** Stated goal **
Filter the data for lines with the word "name", then copy every line so identified.

** Extracted entries **
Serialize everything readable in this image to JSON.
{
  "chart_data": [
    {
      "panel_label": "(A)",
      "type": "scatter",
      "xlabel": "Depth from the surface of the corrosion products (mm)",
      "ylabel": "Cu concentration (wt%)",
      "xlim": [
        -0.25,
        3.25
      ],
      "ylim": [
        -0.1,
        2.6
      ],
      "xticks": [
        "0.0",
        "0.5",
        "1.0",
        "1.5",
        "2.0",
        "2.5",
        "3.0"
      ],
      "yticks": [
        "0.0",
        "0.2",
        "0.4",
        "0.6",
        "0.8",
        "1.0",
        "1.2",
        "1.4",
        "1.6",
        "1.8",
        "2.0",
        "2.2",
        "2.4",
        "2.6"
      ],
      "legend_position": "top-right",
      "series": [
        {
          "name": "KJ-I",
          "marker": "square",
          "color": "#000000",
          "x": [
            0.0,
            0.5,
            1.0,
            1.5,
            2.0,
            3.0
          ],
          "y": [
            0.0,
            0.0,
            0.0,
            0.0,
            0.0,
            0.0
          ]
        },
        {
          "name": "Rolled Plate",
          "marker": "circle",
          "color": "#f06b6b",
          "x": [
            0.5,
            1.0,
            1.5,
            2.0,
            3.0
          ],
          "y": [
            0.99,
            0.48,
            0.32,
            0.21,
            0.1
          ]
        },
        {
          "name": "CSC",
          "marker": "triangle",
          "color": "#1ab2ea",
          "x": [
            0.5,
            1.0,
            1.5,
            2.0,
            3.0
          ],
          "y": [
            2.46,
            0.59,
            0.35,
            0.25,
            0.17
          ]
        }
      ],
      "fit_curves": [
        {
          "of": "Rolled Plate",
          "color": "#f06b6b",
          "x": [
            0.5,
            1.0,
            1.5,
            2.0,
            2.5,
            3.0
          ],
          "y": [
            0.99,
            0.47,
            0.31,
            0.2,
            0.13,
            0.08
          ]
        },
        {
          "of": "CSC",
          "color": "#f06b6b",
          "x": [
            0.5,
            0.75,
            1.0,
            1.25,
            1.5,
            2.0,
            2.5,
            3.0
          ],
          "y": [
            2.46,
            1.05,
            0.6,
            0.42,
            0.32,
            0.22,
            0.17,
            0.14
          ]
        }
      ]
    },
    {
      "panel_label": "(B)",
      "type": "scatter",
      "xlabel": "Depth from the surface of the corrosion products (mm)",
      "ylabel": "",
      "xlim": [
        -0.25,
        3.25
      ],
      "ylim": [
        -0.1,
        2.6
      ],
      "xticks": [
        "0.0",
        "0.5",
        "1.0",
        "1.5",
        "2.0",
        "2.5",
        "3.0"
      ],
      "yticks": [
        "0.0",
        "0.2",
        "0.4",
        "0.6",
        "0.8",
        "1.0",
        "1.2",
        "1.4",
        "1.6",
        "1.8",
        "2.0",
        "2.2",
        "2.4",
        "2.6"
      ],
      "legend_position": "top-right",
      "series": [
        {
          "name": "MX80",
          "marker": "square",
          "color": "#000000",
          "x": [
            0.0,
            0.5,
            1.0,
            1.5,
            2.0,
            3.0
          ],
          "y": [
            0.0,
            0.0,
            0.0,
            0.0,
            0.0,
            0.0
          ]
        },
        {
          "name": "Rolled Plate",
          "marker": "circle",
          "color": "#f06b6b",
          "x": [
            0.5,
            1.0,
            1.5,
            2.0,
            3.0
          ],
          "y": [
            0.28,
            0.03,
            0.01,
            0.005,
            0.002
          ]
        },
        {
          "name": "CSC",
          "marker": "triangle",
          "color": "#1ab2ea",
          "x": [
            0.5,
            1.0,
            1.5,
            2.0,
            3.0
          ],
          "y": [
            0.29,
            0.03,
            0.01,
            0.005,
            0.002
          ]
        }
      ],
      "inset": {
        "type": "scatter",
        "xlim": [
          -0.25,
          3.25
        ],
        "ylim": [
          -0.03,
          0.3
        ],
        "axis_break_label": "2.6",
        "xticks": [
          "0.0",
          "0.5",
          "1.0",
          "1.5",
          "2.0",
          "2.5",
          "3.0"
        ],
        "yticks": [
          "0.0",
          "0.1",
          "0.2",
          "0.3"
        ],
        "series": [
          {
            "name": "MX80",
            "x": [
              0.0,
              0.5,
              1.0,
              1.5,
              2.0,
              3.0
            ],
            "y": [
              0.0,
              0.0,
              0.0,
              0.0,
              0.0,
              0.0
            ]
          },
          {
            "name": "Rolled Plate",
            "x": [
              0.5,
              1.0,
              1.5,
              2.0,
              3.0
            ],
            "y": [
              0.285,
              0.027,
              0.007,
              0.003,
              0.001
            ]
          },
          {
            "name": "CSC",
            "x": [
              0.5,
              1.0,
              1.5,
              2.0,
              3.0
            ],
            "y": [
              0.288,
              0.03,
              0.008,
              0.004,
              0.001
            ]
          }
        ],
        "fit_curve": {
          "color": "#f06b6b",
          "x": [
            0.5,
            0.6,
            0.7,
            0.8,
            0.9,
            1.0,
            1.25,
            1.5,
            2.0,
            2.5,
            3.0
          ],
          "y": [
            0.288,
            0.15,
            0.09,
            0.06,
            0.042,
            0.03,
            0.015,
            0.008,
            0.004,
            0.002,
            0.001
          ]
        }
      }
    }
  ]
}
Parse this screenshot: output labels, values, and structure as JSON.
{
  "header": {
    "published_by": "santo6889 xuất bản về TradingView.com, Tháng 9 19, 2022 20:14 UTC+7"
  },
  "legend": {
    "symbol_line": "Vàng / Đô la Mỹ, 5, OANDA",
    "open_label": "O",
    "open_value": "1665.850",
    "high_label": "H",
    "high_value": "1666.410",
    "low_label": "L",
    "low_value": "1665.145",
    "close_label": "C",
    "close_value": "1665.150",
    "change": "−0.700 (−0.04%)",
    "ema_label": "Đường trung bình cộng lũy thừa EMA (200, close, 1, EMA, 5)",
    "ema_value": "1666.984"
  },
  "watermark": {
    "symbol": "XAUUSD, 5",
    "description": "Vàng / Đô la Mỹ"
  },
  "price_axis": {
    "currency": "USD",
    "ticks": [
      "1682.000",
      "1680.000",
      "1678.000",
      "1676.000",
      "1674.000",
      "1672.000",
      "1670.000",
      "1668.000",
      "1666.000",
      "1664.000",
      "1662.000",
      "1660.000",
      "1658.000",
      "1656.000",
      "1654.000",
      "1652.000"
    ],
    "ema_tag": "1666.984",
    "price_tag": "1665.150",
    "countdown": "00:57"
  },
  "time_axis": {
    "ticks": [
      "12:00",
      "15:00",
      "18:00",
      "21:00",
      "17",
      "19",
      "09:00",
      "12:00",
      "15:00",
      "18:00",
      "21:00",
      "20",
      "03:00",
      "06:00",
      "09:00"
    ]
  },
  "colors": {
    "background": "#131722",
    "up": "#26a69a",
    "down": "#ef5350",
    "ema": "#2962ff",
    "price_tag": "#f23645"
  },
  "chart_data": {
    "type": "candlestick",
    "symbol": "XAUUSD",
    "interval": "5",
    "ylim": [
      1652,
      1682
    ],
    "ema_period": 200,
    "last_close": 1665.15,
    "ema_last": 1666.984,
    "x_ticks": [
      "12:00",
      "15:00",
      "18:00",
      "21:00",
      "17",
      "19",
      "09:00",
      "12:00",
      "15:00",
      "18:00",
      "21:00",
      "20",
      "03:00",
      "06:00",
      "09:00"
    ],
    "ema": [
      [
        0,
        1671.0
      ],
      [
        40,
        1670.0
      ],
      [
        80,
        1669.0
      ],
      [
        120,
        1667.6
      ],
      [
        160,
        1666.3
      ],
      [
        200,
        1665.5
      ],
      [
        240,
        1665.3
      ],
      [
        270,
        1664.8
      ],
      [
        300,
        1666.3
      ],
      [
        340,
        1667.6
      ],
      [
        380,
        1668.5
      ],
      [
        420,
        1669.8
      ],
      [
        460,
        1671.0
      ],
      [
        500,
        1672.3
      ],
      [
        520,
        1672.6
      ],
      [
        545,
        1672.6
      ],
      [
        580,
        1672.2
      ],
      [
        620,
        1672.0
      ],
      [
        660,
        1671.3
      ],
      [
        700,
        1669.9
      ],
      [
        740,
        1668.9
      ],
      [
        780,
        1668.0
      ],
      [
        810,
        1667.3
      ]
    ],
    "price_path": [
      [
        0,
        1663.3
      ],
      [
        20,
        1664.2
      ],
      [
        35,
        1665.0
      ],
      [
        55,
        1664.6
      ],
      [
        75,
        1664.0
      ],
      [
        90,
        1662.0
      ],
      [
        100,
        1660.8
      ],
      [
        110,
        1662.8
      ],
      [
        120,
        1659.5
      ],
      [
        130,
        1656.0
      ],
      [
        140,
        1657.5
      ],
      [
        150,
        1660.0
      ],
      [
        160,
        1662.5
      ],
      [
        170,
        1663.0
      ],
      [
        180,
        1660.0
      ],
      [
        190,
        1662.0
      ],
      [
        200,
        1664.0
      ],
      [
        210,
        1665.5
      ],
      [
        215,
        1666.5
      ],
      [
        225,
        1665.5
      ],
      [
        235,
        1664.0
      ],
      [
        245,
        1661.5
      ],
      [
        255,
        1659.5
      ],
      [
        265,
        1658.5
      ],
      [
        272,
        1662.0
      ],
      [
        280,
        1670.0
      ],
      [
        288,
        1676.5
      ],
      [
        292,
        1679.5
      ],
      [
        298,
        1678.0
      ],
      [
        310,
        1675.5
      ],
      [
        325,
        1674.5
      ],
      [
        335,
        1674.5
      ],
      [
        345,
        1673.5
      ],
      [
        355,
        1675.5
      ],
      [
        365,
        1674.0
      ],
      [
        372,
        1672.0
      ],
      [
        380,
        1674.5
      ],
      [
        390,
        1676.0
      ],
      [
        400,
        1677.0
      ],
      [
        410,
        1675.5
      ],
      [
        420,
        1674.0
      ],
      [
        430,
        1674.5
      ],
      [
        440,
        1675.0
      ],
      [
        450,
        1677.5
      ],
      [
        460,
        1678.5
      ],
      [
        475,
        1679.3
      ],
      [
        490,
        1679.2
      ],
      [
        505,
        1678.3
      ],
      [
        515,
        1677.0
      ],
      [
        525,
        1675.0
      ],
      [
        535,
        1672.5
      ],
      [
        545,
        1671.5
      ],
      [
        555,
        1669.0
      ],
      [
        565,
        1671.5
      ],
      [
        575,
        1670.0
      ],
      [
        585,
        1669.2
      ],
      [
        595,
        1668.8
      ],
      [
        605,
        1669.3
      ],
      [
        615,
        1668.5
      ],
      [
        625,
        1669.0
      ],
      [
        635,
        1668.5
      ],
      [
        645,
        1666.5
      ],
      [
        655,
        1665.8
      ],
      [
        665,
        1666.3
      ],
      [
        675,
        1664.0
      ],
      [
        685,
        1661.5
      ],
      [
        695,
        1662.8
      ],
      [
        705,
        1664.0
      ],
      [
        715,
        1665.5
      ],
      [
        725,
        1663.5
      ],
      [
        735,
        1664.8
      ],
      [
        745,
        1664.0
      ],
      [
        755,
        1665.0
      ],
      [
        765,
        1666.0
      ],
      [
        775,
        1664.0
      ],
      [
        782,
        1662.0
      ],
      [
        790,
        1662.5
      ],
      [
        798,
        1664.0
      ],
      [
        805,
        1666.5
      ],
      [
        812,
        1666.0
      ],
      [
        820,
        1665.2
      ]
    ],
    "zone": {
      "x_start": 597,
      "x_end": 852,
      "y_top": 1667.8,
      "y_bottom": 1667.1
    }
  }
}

** Full response **
          "name": "KJ-I",
          "name": "Rolled Plate",
          "name": "CSC",
          "name": "MX80",
          "name": "Rolled Plate",
          "name": "CSC",
            "name": "MX80",
            "name": "Rolled Plate",
            "name": "CSC",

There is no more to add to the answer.